What this task involves — In the data that follows, copy out the lines word for word, starting with the line that contains "cancel-edit-icon[interactable]: ⊘ xyxy=(905,31,931,57)" and going on through the line that contains "eraser-tool-icon[interactable]: ◈ xyxy=(0,371,40,397)", with both of those lines included.
==== Provided information
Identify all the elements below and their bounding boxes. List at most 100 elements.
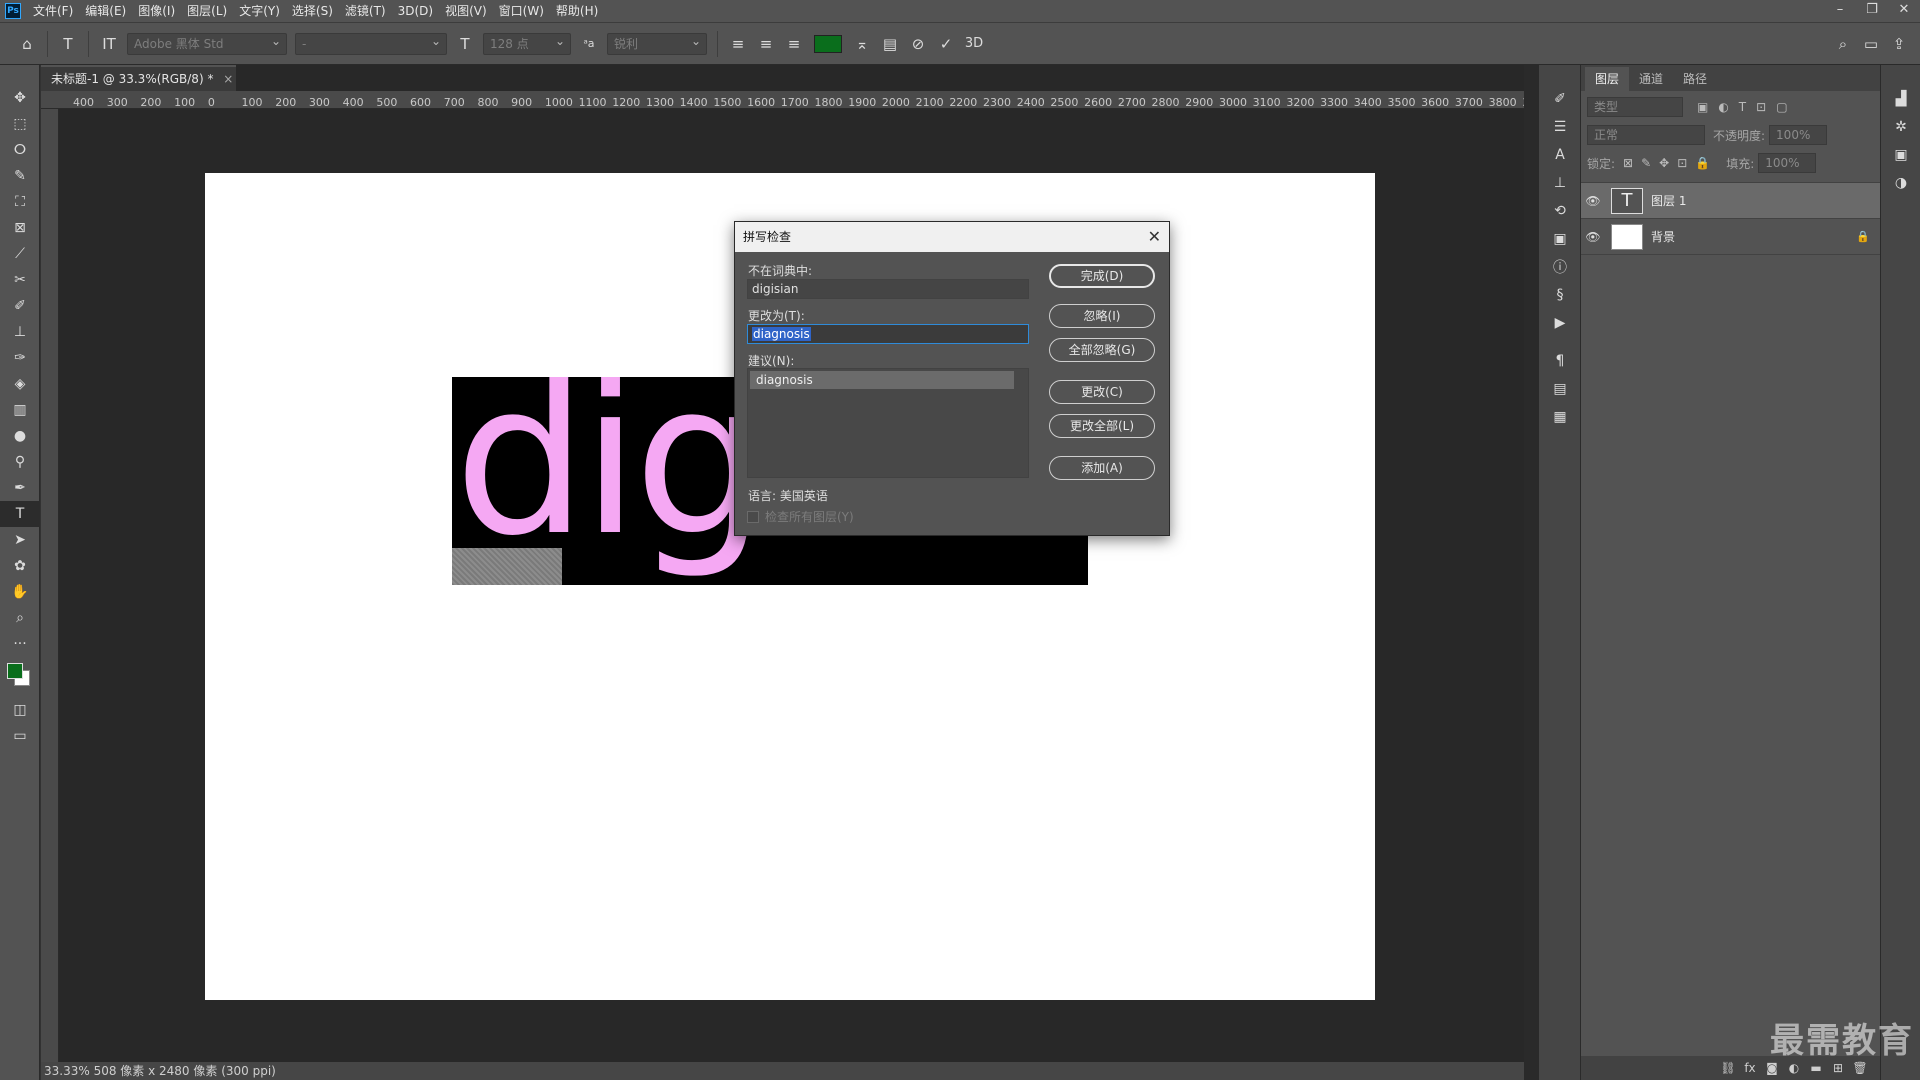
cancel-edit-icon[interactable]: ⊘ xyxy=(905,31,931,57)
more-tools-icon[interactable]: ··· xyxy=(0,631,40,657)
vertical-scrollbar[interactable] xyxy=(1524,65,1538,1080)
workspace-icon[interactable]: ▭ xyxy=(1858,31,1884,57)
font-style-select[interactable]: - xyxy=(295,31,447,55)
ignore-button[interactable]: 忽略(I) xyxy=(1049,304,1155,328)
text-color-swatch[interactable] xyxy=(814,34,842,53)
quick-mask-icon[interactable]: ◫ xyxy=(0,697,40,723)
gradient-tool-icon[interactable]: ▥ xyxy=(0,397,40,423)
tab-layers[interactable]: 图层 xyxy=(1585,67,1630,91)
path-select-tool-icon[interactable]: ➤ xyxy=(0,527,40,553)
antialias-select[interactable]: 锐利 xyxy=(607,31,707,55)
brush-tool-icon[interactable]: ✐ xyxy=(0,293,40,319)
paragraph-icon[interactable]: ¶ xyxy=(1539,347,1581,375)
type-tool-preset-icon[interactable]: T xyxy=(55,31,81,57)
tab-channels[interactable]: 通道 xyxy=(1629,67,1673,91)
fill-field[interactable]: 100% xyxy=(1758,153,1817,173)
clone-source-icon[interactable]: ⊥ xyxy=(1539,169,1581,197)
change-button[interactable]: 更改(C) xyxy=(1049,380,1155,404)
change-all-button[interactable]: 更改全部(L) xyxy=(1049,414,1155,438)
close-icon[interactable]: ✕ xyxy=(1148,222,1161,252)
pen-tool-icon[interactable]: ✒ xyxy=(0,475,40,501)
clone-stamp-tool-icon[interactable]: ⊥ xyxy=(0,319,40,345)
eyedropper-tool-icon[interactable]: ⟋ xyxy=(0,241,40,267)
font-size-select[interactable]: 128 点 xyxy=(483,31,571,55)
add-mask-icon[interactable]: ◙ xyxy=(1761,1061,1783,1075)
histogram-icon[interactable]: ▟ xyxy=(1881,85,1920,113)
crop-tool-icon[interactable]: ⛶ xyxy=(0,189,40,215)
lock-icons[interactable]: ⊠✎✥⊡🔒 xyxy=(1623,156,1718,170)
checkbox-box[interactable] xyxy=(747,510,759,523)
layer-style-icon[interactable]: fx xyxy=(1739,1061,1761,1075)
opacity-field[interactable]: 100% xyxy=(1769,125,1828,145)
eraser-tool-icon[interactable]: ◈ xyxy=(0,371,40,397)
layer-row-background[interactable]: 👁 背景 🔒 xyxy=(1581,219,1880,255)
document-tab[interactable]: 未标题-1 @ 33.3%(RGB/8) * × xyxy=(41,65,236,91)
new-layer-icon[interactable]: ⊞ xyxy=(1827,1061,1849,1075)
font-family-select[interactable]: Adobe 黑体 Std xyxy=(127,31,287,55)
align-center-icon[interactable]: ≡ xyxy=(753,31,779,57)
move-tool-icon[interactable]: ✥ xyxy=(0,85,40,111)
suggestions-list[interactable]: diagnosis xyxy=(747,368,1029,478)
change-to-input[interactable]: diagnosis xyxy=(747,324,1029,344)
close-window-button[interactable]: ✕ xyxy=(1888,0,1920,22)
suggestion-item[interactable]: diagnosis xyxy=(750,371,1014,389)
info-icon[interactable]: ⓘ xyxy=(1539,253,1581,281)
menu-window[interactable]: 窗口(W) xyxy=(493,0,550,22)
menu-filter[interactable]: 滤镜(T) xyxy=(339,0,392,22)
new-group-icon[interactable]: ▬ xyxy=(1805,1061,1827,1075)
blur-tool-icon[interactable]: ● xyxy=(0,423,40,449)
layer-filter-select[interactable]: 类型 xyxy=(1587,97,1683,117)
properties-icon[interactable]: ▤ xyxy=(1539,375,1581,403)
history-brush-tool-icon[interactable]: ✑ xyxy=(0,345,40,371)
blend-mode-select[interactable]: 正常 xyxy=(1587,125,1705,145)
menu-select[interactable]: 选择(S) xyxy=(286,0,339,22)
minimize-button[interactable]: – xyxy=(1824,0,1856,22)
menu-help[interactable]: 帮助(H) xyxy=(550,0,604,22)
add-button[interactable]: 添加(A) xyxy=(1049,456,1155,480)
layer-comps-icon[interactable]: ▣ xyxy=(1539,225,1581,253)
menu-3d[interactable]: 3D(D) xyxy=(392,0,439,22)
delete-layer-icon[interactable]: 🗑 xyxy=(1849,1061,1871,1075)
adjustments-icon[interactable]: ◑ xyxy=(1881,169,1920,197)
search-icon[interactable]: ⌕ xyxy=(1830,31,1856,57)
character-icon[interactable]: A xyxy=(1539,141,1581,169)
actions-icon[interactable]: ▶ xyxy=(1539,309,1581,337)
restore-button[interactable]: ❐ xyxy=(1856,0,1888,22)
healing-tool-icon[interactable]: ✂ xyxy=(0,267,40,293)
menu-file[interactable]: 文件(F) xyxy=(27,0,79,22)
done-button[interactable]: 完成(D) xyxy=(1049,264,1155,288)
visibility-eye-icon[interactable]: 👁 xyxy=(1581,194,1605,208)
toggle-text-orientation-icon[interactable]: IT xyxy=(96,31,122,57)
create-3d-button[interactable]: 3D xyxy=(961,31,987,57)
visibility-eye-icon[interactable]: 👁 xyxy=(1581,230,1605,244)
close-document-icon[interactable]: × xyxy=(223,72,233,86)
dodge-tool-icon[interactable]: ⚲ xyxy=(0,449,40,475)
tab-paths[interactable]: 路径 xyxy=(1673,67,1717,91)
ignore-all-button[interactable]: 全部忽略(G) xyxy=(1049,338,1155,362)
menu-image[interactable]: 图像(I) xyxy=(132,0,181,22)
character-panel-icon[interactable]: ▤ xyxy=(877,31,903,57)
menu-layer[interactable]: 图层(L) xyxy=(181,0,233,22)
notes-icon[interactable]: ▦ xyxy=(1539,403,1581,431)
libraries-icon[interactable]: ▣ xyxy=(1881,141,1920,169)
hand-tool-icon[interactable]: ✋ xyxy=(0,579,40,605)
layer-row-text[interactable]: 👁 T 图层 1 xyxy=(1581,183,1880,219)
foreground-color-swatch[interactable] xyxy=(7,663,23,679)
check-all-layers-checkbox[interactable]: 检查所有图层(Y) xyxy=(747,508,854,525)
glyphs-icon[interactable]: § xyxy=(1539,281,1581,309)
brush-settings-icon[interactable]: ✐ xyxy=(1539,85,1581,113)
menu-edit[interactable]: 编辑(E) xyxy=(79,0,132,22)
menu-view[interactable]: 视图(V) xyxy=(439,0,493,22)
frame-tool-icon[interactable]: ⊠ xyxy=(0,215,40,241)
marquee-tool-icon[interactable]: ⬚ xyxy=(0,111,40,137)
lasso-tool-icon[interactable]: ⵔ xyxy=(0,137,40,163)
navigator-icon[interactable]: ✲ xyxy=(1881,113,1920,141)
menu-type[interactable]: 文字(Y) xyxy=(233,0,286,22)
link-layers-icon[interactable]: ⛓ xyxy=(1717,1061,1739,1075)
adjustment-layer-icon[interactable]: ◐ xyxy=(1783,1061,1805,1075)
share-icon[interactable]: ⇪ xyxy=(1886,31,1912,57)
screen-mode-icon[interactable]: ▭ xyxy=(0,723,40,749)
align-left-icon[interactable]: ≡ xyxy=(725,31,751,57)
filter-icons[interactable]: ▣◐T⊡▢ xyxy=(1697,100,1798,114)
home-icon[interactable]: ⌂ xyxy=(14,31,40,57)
========
Task solution —
cancel-edit-icon[interactable]: ⊘ xyxy=(905,31,931,57)
more-tools-icon[interactable]: ··· xyxy=(0,631,40,657)
vertical-scrollbar[interactable] xyxy=(1524,65,1538,1080)
workspace-icon[interactable]: ▭ xyxy=(1858,31,1884,57)
font-style-select[interactable]: - xyxy=(295,31,447,55)
ignore-button[interactable]: 忽略(I) xyxy=(1049,304,1155,328)
text-color-swatch[interactable] xyxy=(814,34,842,53)
quick-mask-icon[interactable]: ◫ xyxy=(0,697,40,723)
gradient-tool-icon[interactable]: ▥ xyxy=(0,397,40,423)
tab-layers[interactable]: 图层 xyxy=(1585,67,1630,91)
path-select-tool-icon[interactable]: ➤ xyxy=(0,527,40,553)
antialias-select[interactable]: 锐利 xyxy=(607,31,707,55)
brush-tool-icon[interactable]: ✐ xyxy=(0,293,40,319)
paragraph-icon[interactable]: ¶ xyxy=(1539,347,1581,375)
type-tool-preset-icon[interactable]: T xyxy=(55,31,81,57)
tab-channels[interactable]: 通道 xyxy=(1629,67,1673,91)
fill-field[interactable]: 100% xyxy=(1758,153,1817,173)
clone-source-icon[interactable]: ⊥ xyxy=(1539,169,1581,197)
change-button[interactable]: 更改(C) xyxy=(1049,380,1155,404)
change-all-button[interactable]: 更改全部(L) xyxy=(1049,414,1155,438)
close-icon[interactable]: ✕ xyxy=(1148,222,1161,252)
pen-tool-icon[interactable]: ✒ xyxy=(0,475,40,501)
clone-stamp-tool-icon[interactable]: ⊥ xyxy=(0,319,40,345)
eyedropper-tool-icon[interactable]: ⟋ xyxy=(0,241,40,267)
font-size-select[interactable]: 128 点 xyxy=(483,31,571,55)
add-mask-icon[interactable]: ◙ xyxy=(1761,1061,1783,1075)
histogram-icon[interactable]: ▟ xyxy=(1881,85,1920,113)
crop-tool-icon[interactable]: ⛶ xyxy=(0,189,40,215)
lock-icons[interactable]: ⊠✎✥⊡🔒 xyxy=(1623,156,1718,170)
checkbox-box[interactable] xyxy=(747,510,759,523)
layer-style-icon[interactable]: fx xyxy=(1739,1061,1761,1075)
opacity-field[interactable]: 100% xyxy=(1769,125,1828,145)
eraser-tool-icon[interactable]: ◈ xyxy=(0,371,40,397)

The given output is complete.